(Records to use):
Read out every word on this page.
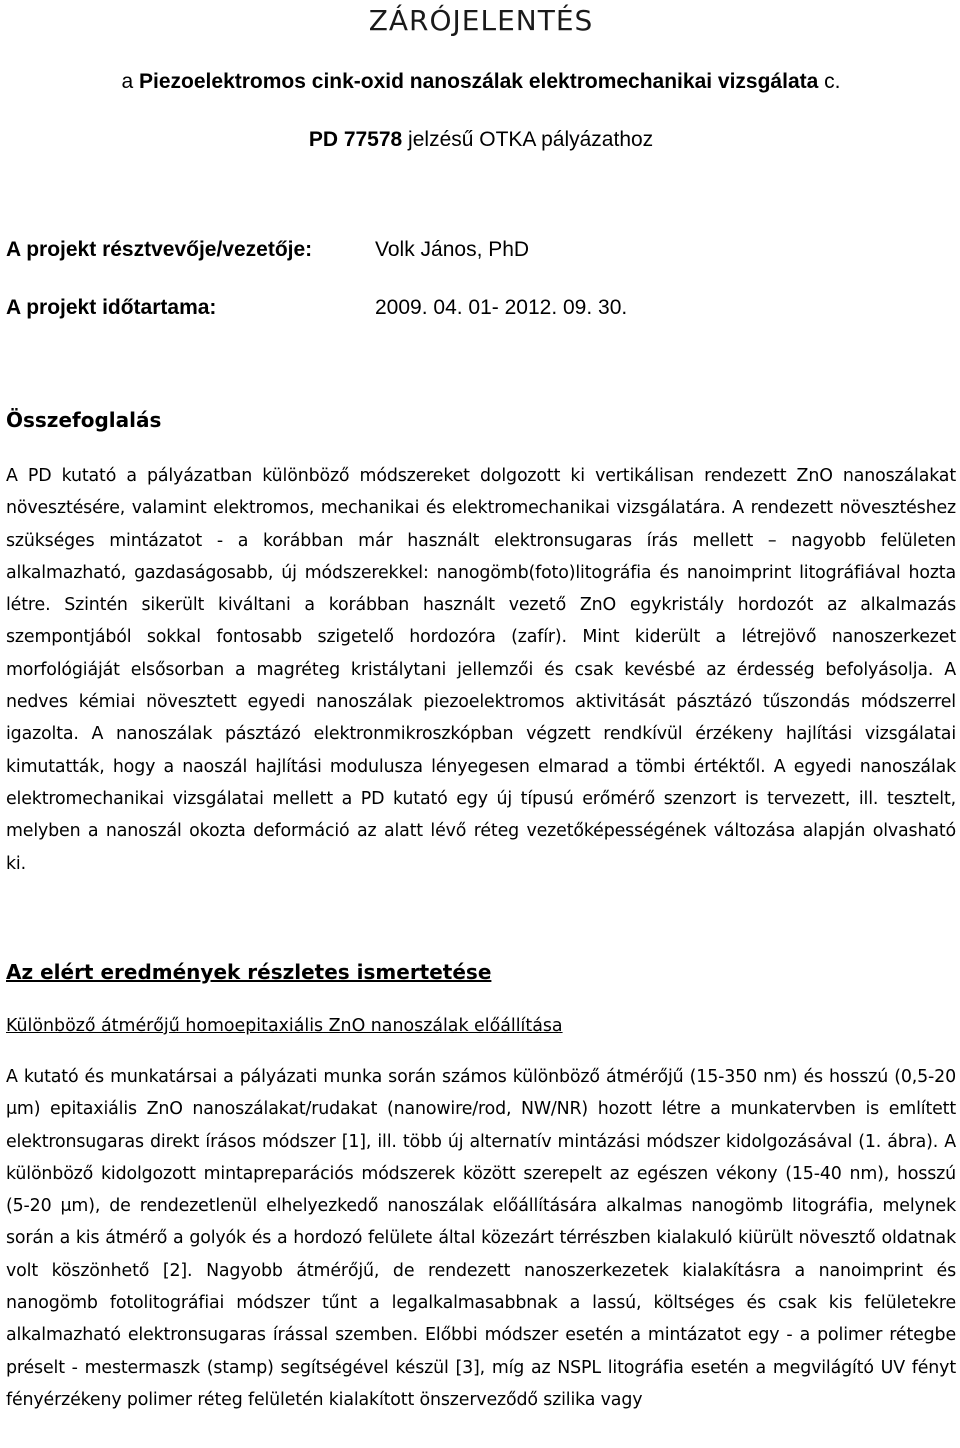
ZÁRÓJELENTÉS
a Piezoelektromos cink-oxid nanoszálak elektromechanikai vizsgálata c.
PD 77578 jelzésű OTKA pályázathoz
A projekt résztvevője/vezetője:	Volk János, PhD
A projekt időtartama:	2009. 04. 01- 2012. 09. 30.
Összefoglalás
A PD kutató a pályázatban különböző módszereket dolgozott ki vertikálisan rendezett ZnO nanoszálakat növesztésére, valamint elektromos, mechanikai és elektromechanikai vizsgálatára. A rendezett növesztéshez szükséges mintázatot - a korábban már használt elektronsugaras írás mellett – nagyobb felületen alkalmazható, gazdaságosabb, új módszerekkel: nanogömb(foto)litográfia és nanoimprint litográfiával hozta létre. Szintén sikerült kiváltani a korábban használt vezető ZnO egykristály hordozót az alkalmazás szempontjából sokkal fontosabb szigetelő hordozóra (zafír). Mint kiderült a létrejövő nanoszerkezet morfológiáját elsősorban a magréteg kristálytani jellemzői és csak kevésbé az érdesség befolyásolja. A nedves kémiai növesztett egyedi nanoszálak piezoelektromos aktivitását pásztázó tűszondás módszerrel igazolta. A nanoszálak pásztázó elektronmikroszkópban végzett rendkívül érzékeny hajlítási vizsgálatai kimutatták, hogy a naoszál hajlítási modulusza lényegesen elmarad a tömbi értéktől. A egyedi nanoszálak elektromechanikai vizsgálatai mellett a PD kutató egy új típusú erőmérő szenzort is tervezett, ill. tesztelt, melyben a nanoszál okozta deformáció az alatt lévő réteg vezetőképességének változása alapján olvasható ki.
Az elért eredmények részletes ismertetése
Különböző átmérőjű homoepitaxiális ZnO nanoszálak előállítása
A kutató és munkatársai a pályázati munka során számos különböző átmérőjű (15-350 nm) és hosszú (0,5-20 μm) epitaxiális ZnO nanoszálakat/rudakat (nanowire/rod, NW/NR) hozott létre a munkatervben is említett elektronsugaras direkt írásos módszer [1], ill. több új alternatív mintázási módszer kidolgozásával (1. ábra). A különböző kidolgozott mintapreparációs módszerek között szerepelt az egészen vékony (15-40 nm), hosszú (5-20 μm), de rendezetlenül elhelyezkedő nanoszálak előállítására alkalmas nanogömb litográfia, melynek során a kis átmérő a golyók és a hordozó felülete által közezárt térrészben kialakuló kiürült növesztő oldatnak volt köszönhető [2]. Nagyobb átmérőjű, de rendezett nanoszerkezetek kialakításra a nanoimprint és nanogömb fotolitográfiai módszer tűnt a legalkalmasabbnak a lassú, költséges és csak kis felületekre alkalmazható elektronsugaras írással szemben. Előbbi módszer esetén a mintázatot egy - a polimer rétegbe préselt - mestermaszk (stamp) segítségével készül [3], míg az NSPL litográfia esetén a megvilágító UV fényt fényérzékeny polimer réteg felületén kialakított önszerveződő szilika vagy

(Task goal):
An exact transcription of all the entries is required, without the pictures.

(Response to the exercise):
Read out every word on this page.
ZÁRÓJELENTÉS
a Piezoelektromos cink-oxid nanoszálak elektromechanikai vizsgálata c.
PD 77578 jelzésű OTKA pályázathoz
A projekt résztvevője/vezetője:	Volk János, PhD
A projekt időtartama:	2009. 04. 01- 2012. 09. 30.
Összefoglalás
A PD kutató a pályázatban különböző módszereket dolgozott ki vertikálisan rendezett ZnO nanoszálakat növesztésére, valamint elektromos, mechanikai és elektromechanikai vizsgálatára. A rendezett növesztéshez szükséges mintázatot - a korábban már használt elektronsugaras írás mellett – nagyobb felületen alkalmazható, gazdaságosabb, új módszerekkel: nanogömb(foto)litográfia és nanoimprint litográfiával hozta létre. Szintén sikerült kiváltani a korábban használt vezető ZnO egykristály hordozót az alkalmazás szempontjából sokkal fontosabb szigetelő hordozóra (zafír). Mint kiderült a létrejövő nanoszerkezet morfológiáját elsősorban a magréteg kristálytani jellemzői és csak kevésbé az érdesség befolyásolja. A nedves kémiai növesztett egyedi nanoszálak piezoelektromos aktivitását pásztázó tűszondás módszerrel igazolta. A nanoszálak pásztázó elektronmikroszkópban végzett rendkívül érzékeny hajlítási vizsgálatai kimutatták, hogy a naoszál hajlítási modulusza lényegesen elmarad a tömbi értéktől. A egyedi nanoszálak elektromechanikai vizsgálatai mellett a PD kutató egy új típusú erőmérő szenzort is tervezett, ill. tesztelt, melyben a nanoszál okozta deformáció az alatt lévő réteg vezetőképességének változása alapján olvasható ki.
Az elért eredmények részletes ismertetése
Különböző átmérőjű homoepitaxiális ZnO nanoszálak előállítása
A kutató és munkatársai a pályázati munka során számos különböző átmérőjű (15-350 nm) és hosszú (0,5-20 μm) epitaxiális ZnO nanoszálakat/rudakat (nanowire/rod, NW/NR) hozott létre a munkatervben is említett elektronsugaras direkt írásos módszer [1], ill. több új alternatív mintázási módszer kidolgozásával (1. ábra). A különböző kidolgozott mintapreparációs módszerek között szerepelt az egészen vékony (15-40 nm), hosszú (5-20 μm), de rendezetlenül elhelyezkedő nanoszálak előállítására alkalmas nanogömb litográfia, melynek során a kis átmérő a golyók és a hordozó felülete által közezárt térrészben kialakuló kiürült növesztő oldatnak volt köszönhető [2]. Nagyobb átmérőjű, de rendezett nanoszerkezetek kialakításra a nanoimprint és nanogömb fotolitográfiai módszer tűnt a legalkalmasabbnak a lassú, költséges és csak kis felületekre alkalmazható elektronsugaras írással szemben. Előbbi módszer esetén a mintázatot egy - a polimer rétegbe préselt - mestermaszk (stamp) segítségével készül [3], míg az NSPL litográfia esetén a megvilágító UV fényt fényérzékeny polimer réteg felületén kialakított önszerveződő szilika vagy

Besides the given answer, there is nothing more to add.